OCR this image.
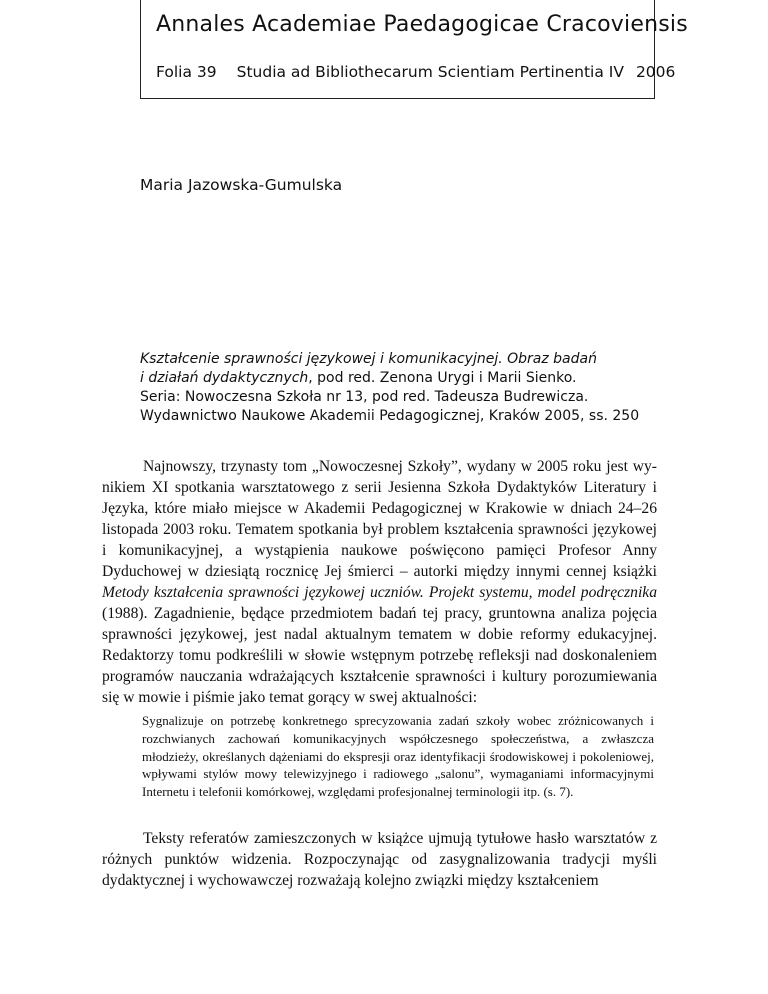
Annales Academiae Paedagogicae Cracoviensis
Folia 39 Studia ad Bibliothecarum Scientiam Pertinentia IV 2006
Maria Jazowska-Gumulska
Kształcenie sprawności językowej i komunikacyjnej. Obraz badań
i działań dydaktycznych, pod red. Zenona Urygi i Marii Sienko.
Seria: Nowoczesna Szkoła nr 13, pod red. Tadeusza Budrewicza.
Wydawnictwo Naukowe Akademii Pedagogicznej, Kraków 2005, ss. 250
Najnowszy, trzynasty tom „Nowoczesnej Szkoły”, wydany w 2005 roku jest wynikiem XI spotkania warsztatowego z serii Jesienna Szkoła Dydaktyków Literatury i Języka, które miało miejsce w Akademii Pedagogicznej w Krakowie w dniach 24–26 listopada 2003 roku. Tematem spotkania był problem kształcenia sprawności językowej i komunikacyjnej, a wystąpienia naukowe poświęcono pamięci Profesor Anny Dyduchowej w dziesiątą rocznicę Jej śmierci – autorki między innymi cennej książki Metody kształcenia sprawności językowej uczniów. Projekt systemu, model podręcznika (1988). Zagadnienie, będące przedmiotem badań tej pracy, gruntowna analiza pojęcia sprawności językowej, jest nadal aktualnym tematem w dobie reformy edukacyjnej. Redaktorzy tomu podkreślili w słowie wstępnym potrzebę refleksji nad doskonaleniem programów nauczania wdrażających kształcenie sprawności i kultury porozumiewania się w mowie i piśmie jako temat gorący w swej aktualności:
Sygnalizuje on potrzebę konkretnego sprecyzowania zadań szkoły wobec zróżnicowanych i rozchwianych zachowań komunikacyjnych współczesnego społeczeństwa, a zwłaszcza młodzieży, określanych dążeniami do ekspresji oraz identyfikacji środowiskowej i pokoleniowej, wpływami stylów mowy telewizyjnego i radiowego „salonu”, wymaganiami informacyjnymi Internetu i telefonii komórkowej, względami profesjonalnej terminologii itp. (s. 7).
Teksty referatów zamieszczonych w książce ujmują tytułowe hasło warsztatów z różnych punktów widzenia. Rozpoczynając od zasygnalizowania tradycji myśli dydaktycznej i wychowawczej rozważają kolejno związki między kształceniem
· · · · · · ·
* _Exercise prompt_:
Reproduce the material in its entirety and word for word, without the pictures.

* _Output of the task_:
OCR this image.
Annales Academiae Paedagogicae Cracoviensis
Folia 39 Studia ad Bibliothecarum Scientiam Pertinentia IV 2006
Maria Jazowska-Gumulska
Kształcenie sprawności językowej i komunikacyjnej. Obraz badań
i działań dydaktycznych, pod red. Zenona Urygi i Marii Sienko.
Seria: Nowoczesna Szkoła nr 13, pod red. Tadeusza Budrewicza.
Wydawnictwo Naukowe Akademii Pedagogicznej, Kraków 2005, ss. 250
Najnowszy, trzynasty tom „Nowoczesnej Szkoły”, wydany w 2005 roku jest wynikiem XI spotkania warsztatowego z serii Jesienna Szkoła Dydaktyków Literatury i Języka, które miało miejsce w Akademii Pedagogicznej w Krakowie w dniach 24–26 listopada 2003 roku. Tematem spotkania był problem kształcenia sprawności językowej i komunikacyjnej, a wystąpienia naukowe poświęcono pamięci Profesor Anny Dyduchowej w dziesiątą rocznicę Jej śmierci – autorki między innymi cennej książki Metody kształcenia sprawności językowej uczniów. Projekt systemu, model podręcznika (1988). Zagadnienie, będące przedmiotem badań tej pracy, gruntowna analiza pojęcia sprawności językowej, jest nadal aktualnym tematem w dobie reformy edukacyjnej. Redaktorzy tomu podkreślili w słowie wstępnym potrzebę refleksji nad doskonaleniem programów nauczania wdrażających kształcenie sprawności i kultury porozumiewania się w mowie i piśmie jako temat gorący w swej aktualności:
Sygnalizuje on potrzebę konkretnego sprecyzowania zadań szkoły wobec zróżnicowanych i rozchwianych zachowań komunikacyjnych współczesnego społeczeństwa, a zwłaszcza młodzieży, określanych dążeniami do ekspresji oraz identyfikacji środowiskowej i pokoleniowej, wpływami stylów mowy telewizyjnego i radiowego „salonu”, wymaganiami informacyjnymi Internetu i telefonii komórkowej, względami profesjonalnej terminologii itp. (s. 7).
Teksty referatów zamieszczonych w książce ujmują tytułowe hasło warsztatów z różnych punktów widzenia. Rozpoczynając od zasygnalizowania tradycji myśli dydaktycznej i wychowawczej rozważają kolejno związki między kształceniem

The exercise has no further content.